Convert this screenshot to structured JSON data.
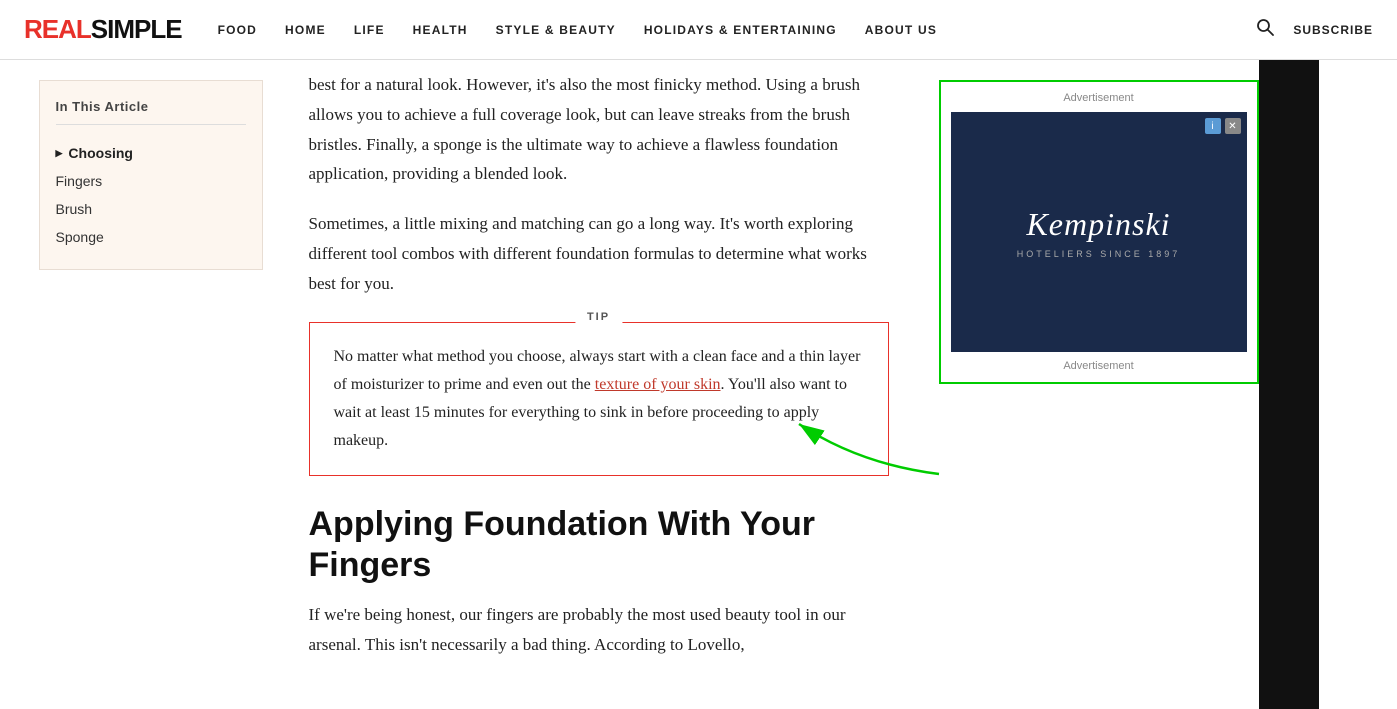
{
  "site": {
    "logo_part1": "REAL",
    "logo_part2": "SIMPLE"
  },
  "nav": {
    "links": [
      {
        "label": "FOOD",
        "id": "food"
      },
      {
        "label": "HOME",
        "id": "home"
      },
      {
        "label": "LIFE",
        "id": "life"
      },
      {
        "label": "HEALTH",
        "id": "health"
      },
      {
        "label": "STYLE & BEAUTY",
        "id": "style-beauty"
      },
      {
        "label": "HOLIDAYS & ENTERTAINING",
        "id": "holidays"
      },
      {
        "label": "ABOUT US",
        "id": "about-us"
      }
    ],
    "subscribe_label": "SUBSCRIBE"
  },
  "sidebar": {
    "title": "In This Article",
    "items": [
      {
        "label": "Choosing",
        "active": true
      },
      {
        "label": "Fingers",
        "active": false
      },
      {
        "label": "Brush",
        "active": false
      },
      {
        "label": "Sponge",
        "active": false
      }
    ]
  },
  "article": {
    "intro_text": "best for a natural look. However, it's also the most finicky method. Using a brush allows you to achieve a full coverage look, but can leave streaks from the brush bristles. Finally, a sponge is the ultimate way to achieve a flawless foundation application, providing a blended look.",
    "mixing_text": "Sometimes, a little mixing and matching can go a long way. It's worth exploring different tool combos with different foundation formulas to determine what works best for you.",
    "tip_label": "TIP",
    "tip_text": "No matter what method you choose, always start with a clean face and a thin layer of moisturizer to prime and even out the ",
    "tip_link_text": "texture of your skin",
    "tip_text2": ". You'll also want to wait at least 15 minutes for everything to sink in before proceeding to apply makeup.",
    "section_heading_line1": "Applying Foundation With Your",
    "section_heading_line2": "Fingers",
    "fingers_text": "If we're being honest, our fingers are probably the most used beauty tool in our arsenal. This isn't necessarily a bad thing. According to Lovello,"
  },
  "ad": {
    "label_top": "Advertisement",
    "brand_name": "Kempinski",
    "tagline": "HOTELIERS SINCE 1897",
    "label_bottom": "Advertisement"
  }
}
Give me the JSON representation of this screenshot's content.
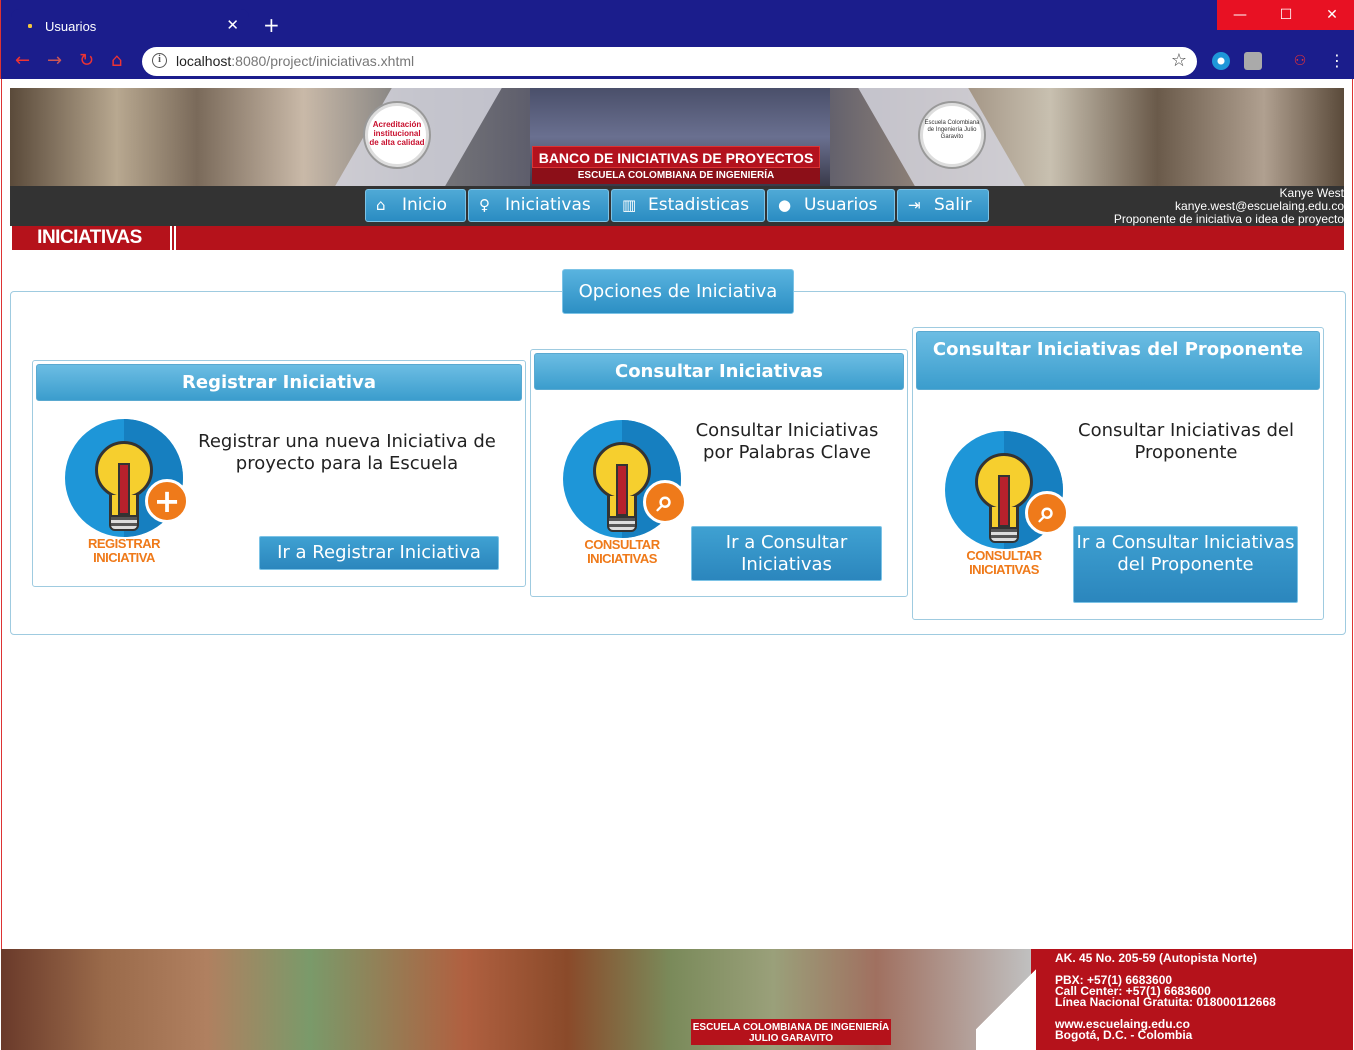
{
  "browser": {
    "tab_title": "Usuarios",
    "tab_close": "✕",
    "new_tab": "+",
    "url_host": "localhost",
    "url_rest": ":8080/project/iniciativas.xhtml",
    "window_minimize": "—",
    "window_maximize": "☐",
    "window_close": "✕"
  },
  "banner": {
    "seal_left": "Acreditación institucional de alta calidad",
    "seal_right": "Escuela Colombiana de Ingeniería Julio Garavito",
    "title": "BANCO DE INICIATIVAS DE PROYECTOS",
    "subtitle": "ESCUELA COLOMBIANA DE INGENIERÍA"
  },
  "menu": {
    "items": [
      {
        "label": "Inicio",
        "icon": "home-icon"
      },
      {
        "label": "Iniciativas",
        "icon": "lightbulb-icon"
      },
      {
        "label": "Estadisticas",
        "icon": "bar-chart-icon"
      },
      {
        "label": "Usuarios",
        "icon": "user-icon"
      },
      {
        "label": "Salir",
        "icon": "logout-icon"
      }
    ]
  },
  "user": {
    "name": "Kanye West",
    "email": "kanye.west@escuelaing.edu.co",
    "role": "Proponente de iniciativa o idea de proyecto"
  },
  "section": {
    "title": "INICIATIVAS"
  },
  "options": {
    "legend": "Opciones de Iniciativa",
    "panels": [
      {
        "header": "Registrar Iniciativa",
        "description": "Registrar una nueva Iniciativa de proyecto para la Escuela",
        "button": "Ir a Registrar Iniciativa",
        "icon_caption_1": "REGISTRAR",
        "icon_caption_2": "INICIATIVA",
        "badge": "+"
      },
      {
        "header": "Consultar Iniciativas",
        "description": "Consultar Iniciativas por Palabras Clave",
        "button": "Ir a Consultar Iniciativas",
        "icon_caption_1": "CONSULTAR",
        "icon_caption_2": "INICIATIVAS",
        "badge": "⌕"
      },
      {
        "header": "Consultar Iniciativas del Proponente",
        "description": "Consultar Iniciativas del Proponente",
        "button": "Ir a Consultar Iniciativas del Proponente",
        "icon_caption_1": "CONSULTAR",
        "icon_caption_2": "INICIATIVAS",
        "badge": "⌕"
      }
    ]
  },
  "footer": {
    "slab_line1": "ESCUELA COLOMBIANA DE INGENIERÍA",
    "slab_line2": "JULIO GARAVITO",
    "address": "AK. 45 No. 205-59 (Autopista Norte)",
    "pbx": "PBX: +57(1) 6683600",
    "call_center": "Call Center: +57(1) 6683600",
    "linea": "Línea Nacional Gratuita: 018000112668",
    "web": "www.escuelaing.edu.co",
    "city": "Bogotá, D.C. - Colombia"
  },
  "colors": {
    "brand_red": "#b5121b",
    "accent_blue": "#2a8cc2",
    "icon_orange": "#ef7a1a"
  }
}
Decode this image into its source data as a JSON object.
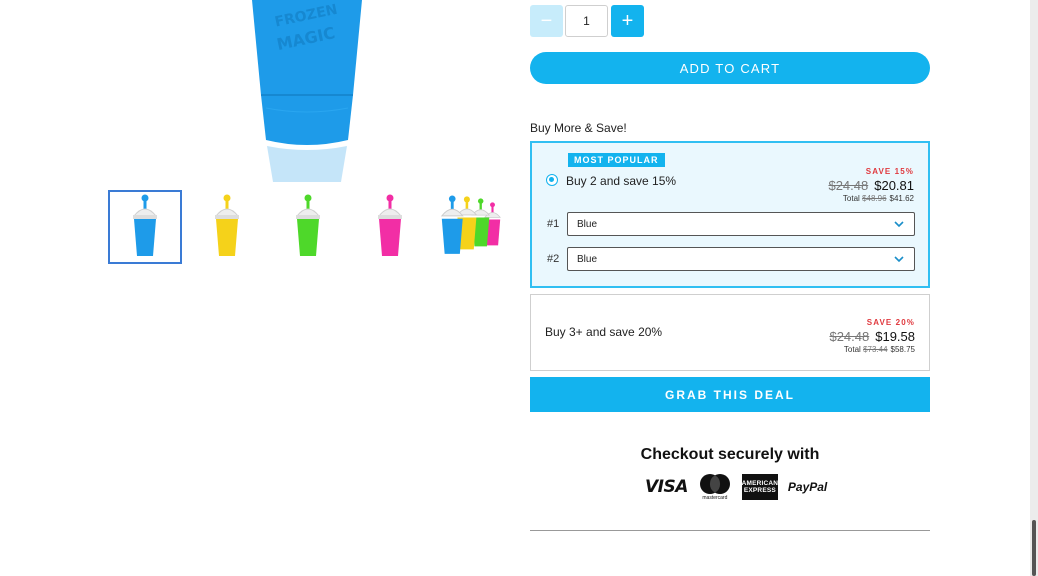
{
  "product": {
    "hero_image": "product-cup-blue",
    "hero_color": "#1e9be9",
    "thumbnails": [
      {
        "name": "thumb-blue",
        "color": "#1e9be9",
        "active": true
      },
      {
        "name": "thumb-yellow",
        "color": "#f5d21a",
        "active": false
      },
      {
        "name": "thumb-green",
        "color": "#4ed82a",
        "active": false
      },
      {
        "name": "thumb-pink",
        "color": "#f22ea5",
        "active": false
      },
      {
        "name": "thumb-multi",
        "colors": [
          "#1e9be9",
          "#f5d21a",
          "#4ed82a",
          "#f22ea5"
        ],
        "active": false
      }
    ]
  },
  "quantity": {
    "minus_label": "−",
    "value": "1",
    "plus_label": "+"
  },
  "cart": {
    "add_label": "ADD TO CART"
  },
  "bundle": {
    "heading": "Buy More & Save!",
    "offers": [
      {
        "badge": "MOST POPULAR",
        "label": "Buy 2 and save 15%",
        "save": "SAVE 15%",
        "old_price": "$24.48",
        "price": "$20.81",
        "total_label": "Total",
        "total_old": "$48.96",
        "total": "$41.62",
        "selected": true,
        "variants": [
          {
            "label": "#1",
            "value": "Blue"
          },
          {
            "label": "#2",
            "value": "Blue"
          }
        ]
      },
      {
        "label": "Buy 3+ and save 20%",
        "save": "SAVE 20%",
        "old_price": "$24.48",
        "price": "$19.58",
        "total_label": "Total",
        "total_old": "$73.44",
        "total": "$58.75",
        "selected": false
      }
    ],
    "cta": "GRAB THIS DEAL"
  },
  "checkout": {
    "title": "Checkout securely with",
    "visa": "VISA",
    "mastercard": "mastercard",
    "amex_line1": "AMERICAN",
    "amex_line2": "EXPRESS",
    "paypal": "PayPal"
  },
  "colors": {
    "accent": "#13b3ee",
    "accent_light": "#c7ecfb",
    "save_red": "#e0393e",
    "selected_bg": "#eaf8fe"
  }
}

• • • •

__Problem statement__:
Quote the records above exactly, leaving out any pictures.

__Exercise solution__:
Convert this screenshot to structured JSON data.
{
  "site": {
    "logo_part1": "REAL",
    "logo_part2": "SIMPLE"
  },
  "nav": {
    "links": [
      {
        "label": "FOOD",
        "id": "food"
      },
      {
        "label": "HOME",
        "id": "home"
      },
      {
        "label": "LIFE",
        "id": "life"
      },
      {
        "label": "HEALTH",
        "id": "health"
      },
      {
        "label": "STYLE & BEAUTY",
        "id": "style-beauty"
      },
      {
        "label": "HOLIDAYS & ENTERTAINING",
        "id": "holidays"
      },
      {
        "label": "ABOUT US",
        "id": "about-us"
      }
    ],
    "subscribe_label": "SUBSCRIBE"
  },
  "sidebar": {
    "title": "In This Article",
    "items": [
      {
        "label": "Choosing",
        "active": true
      },
      {
        "label": "Fingers",
        "active": false
      },
      {
        "label": "Brush",
        "active": false
      },
      {
        "label": "Sponge",
        "active": false
      }
    ]
  },
  "article": {
    "intro_text": "best for a natural look. However, it's also the most finicky method. Using a brush allows you to achieve a full coverage look, but can leave streaks from the brush bristles. Finally, a sponge is the ultimate way to achieve a flawless foundation application, providing a blended look.",
    "mixing_text": "Sometimes, a little mixing and matching can go a long way. It's worth exploring different tool combos with different foundation formulas to determine what works best for you.",
    "tip_label": "TIP",
    "tip_text": "No matter what method you choose, always start with a clean face and a thin layer of moisturizer to prime and even out the ",
    "tip_link_text": "texture of your skin",
    "tip_text2": ". You'll also want to wait at least 15 minutes for everything to sink in before proceeding to apply makeup.",
    "section_heading_line1": "Applying Foundation With Your",
    "section_heading_line2": "Fingers",
    "fingers_text": "If we're being honest, our fingers are probably the most used beauty tool in our arsenal. This isn't necessarily a bad thing. According to Lovello,"
  },
  "ad": {
    "label_top": "Advertisement",
    "brand_name": "Kempinski",
    "tagline": "HOTELIERS SINCE 1897",
    "label_bottom": "Advertisement"
  }
}
Give me the JSON representation of this screenshot's content.
{
  "browser": {
    "tab_title": "Usuarios",
    "tab_close": "✕",
    "new_tab": "+",
    "url_host": "localhost",
    "url_rest": ":8080/project/iniciativas.xhtml",
    "window_minimize": "—",
    "window_maximize": "☐",
    "window_close": "✕"
  },
  "banner": {
    "seal_left": "Acreditación institucional de alta calidad",
    "seal_right": "Escuela Colombiana de Ingeniería Julio Garavito",
    "title": "BANCO DE INICIATIVAS DE PROYECTOS",
    "subtitle": "ESCUELA COLOMBIANA DE INGENIERÍA"
  },
  "menu": {
    "items": [
      {
        "label": "Inicio",
        "icon": "home-icon"
      },
      {
        "label": "Iniciativas",
        "icon": "lightbulb-icon"
      },
      {
        "label": "Estadisticas",
        "icon": "bar-chart-icon"
      },
      {
        "label": "Usuarios",
        "icon": "user-icon"
      },
      {
        "label": "Salir",
        "icon": "logout-icon"
      }
    ]
  },
  "user": {
    "name": "Kanye West",
    "email": "kanye.west@escuelaing.edu.co",
    "role": "Proponente de iniciativa o idea de proyecto"
  },
  "section": {
    "title": "INICIATIVAS"
  },
  "options": {
    "legend": "Opciones de Iniciativa",
    "panels": [
      {
        "header": "Registrar Iniciativa",
        "description": "Registrar una nueva Iniciativa de proyecto para la Escuela",
        "button": "Ir a Registrar Iniciativa",
        "icon_caption_1": "REGISTRAR",
        "icon_caption_2": "INICIATIVA",
        "badge": "+"
      },
      {
        "header": "Consultar Iniciativas",
        "description": "Consultar Iniciativas por Palabras Clave",
        "button": "Ir a Consultar Iniciativas",
        "icon_caption_1": "CONSULTAR",
        "icon_caption_2": "INICIATIVAS",
        "badge": "⌕"
      },
      {
        "header": "Consultar Iniciativas del Proponente",
        "description": "Consultar Iniciativas del Proponente",
        "button": "Ir a Consultar Iniciativas del Proponente",
        "icon_caption_1": "CONSULTAR",
        "icon_caption_2": "INICIATIVAS",
        "badge": "⌕"
      }
    ]
  },
  "footer": {
    "slab_line1": "ESCUELA COLOMBIANA DE INGENIERÍA",
    "slab_line2": "JULIO GARAVITO",
    "address": "AK. 45 No. 205-59 (Autopista Norte)",
    "pbx": "PBX: +57(1) 6683600",
    "call_center": "Call Center: +57(1) 6683600",
    "linea": "Línea Nacional Gratuita: 018000112668",
    "web": "www.escuelaing.edu.co",
    "city": "Bogotá, D.C. - Colombia"
  },
  "colors": {
    "brand_red": "#b5121b",
    "accent_blue": "#2a8cc2",
    "icon_orange": "#ef7a1a"
  }
}
Decode this image into its source data as a JSON object.
{
  "product": {
    "hero_image": "product-cup-blue",
    "hero_color": "#1e9be9",
    "thumbnails": [
      {
        "name": "thumb-blue",
        "color": "#1e9be9",
        "active": true
      },
      {
        "name": "thumb-yellow",
        "color": "#f5d21a",
        "active": false
      },
      {
        "name": "thumb-green",
        "color": "#4ed82a",
        "active": false
      },
      {
        "name": "thumb-pink",
        "color": "#f22ea5",
        "active": false
      },
      {
        "name": "thumb-multi",
        "colors": [
          "#1e9be9",
          "#f5d21a",
          "#4ed82a",
          "#f22ea5"
        ],
        "active": false
      }
    ]
  },
  "quantity": {
    "minus_label": "−",
    "value": "1",
    "plus_label": "+"
  },
  "cart": {
    "add_label": "ADD TO CART"
  },
  "bundle": {
    "heading": "Buy More & Save!",
    "offers": [
      {
        "badge": "MOST POPULAR",
        "label": "Buy 2 and save 15%",
        "save": "SAVE 15%",
        "old_price": "$24.48",
        "price": "$20.81",
        "total_label": "Total",
        "total_old": "$48.96",
        "total": "$41.62",
        "selected": true,
        "variants": [
          {
            "label": "#1",
            "value": "Blue"
          },
          {
            "label": "#2",
            "value": "Blue"
          }
        ]
      },
      {
        "label": "Buy 3+ and save 20%",
        "save": "SAVE 20%",
        "old_price": "$24.48",
        "price": "$19.58",
        "total_label": "Total",
        "total_old": "$73.44",
        "total": "$58.75",
        "selected": false
      }
    ],
    "cta": "GRAB THIS DEAL"
  },
  "checkout": {
    "title": "Checkout securely with",
    "visa": "VISA",
    "mastercard": "mastercard",
    "amex_line1": "AMERICAN",
    "amex_line2": "EXPRESS",
    "paypal": "PayPal"
  },
  "colors": {
    "accent": "#13b3ee",
    "accent_light": "#c7ecfb",
    "save_red": "#e0393e",
    "selected_bg": "#eaf8fe"
  }
}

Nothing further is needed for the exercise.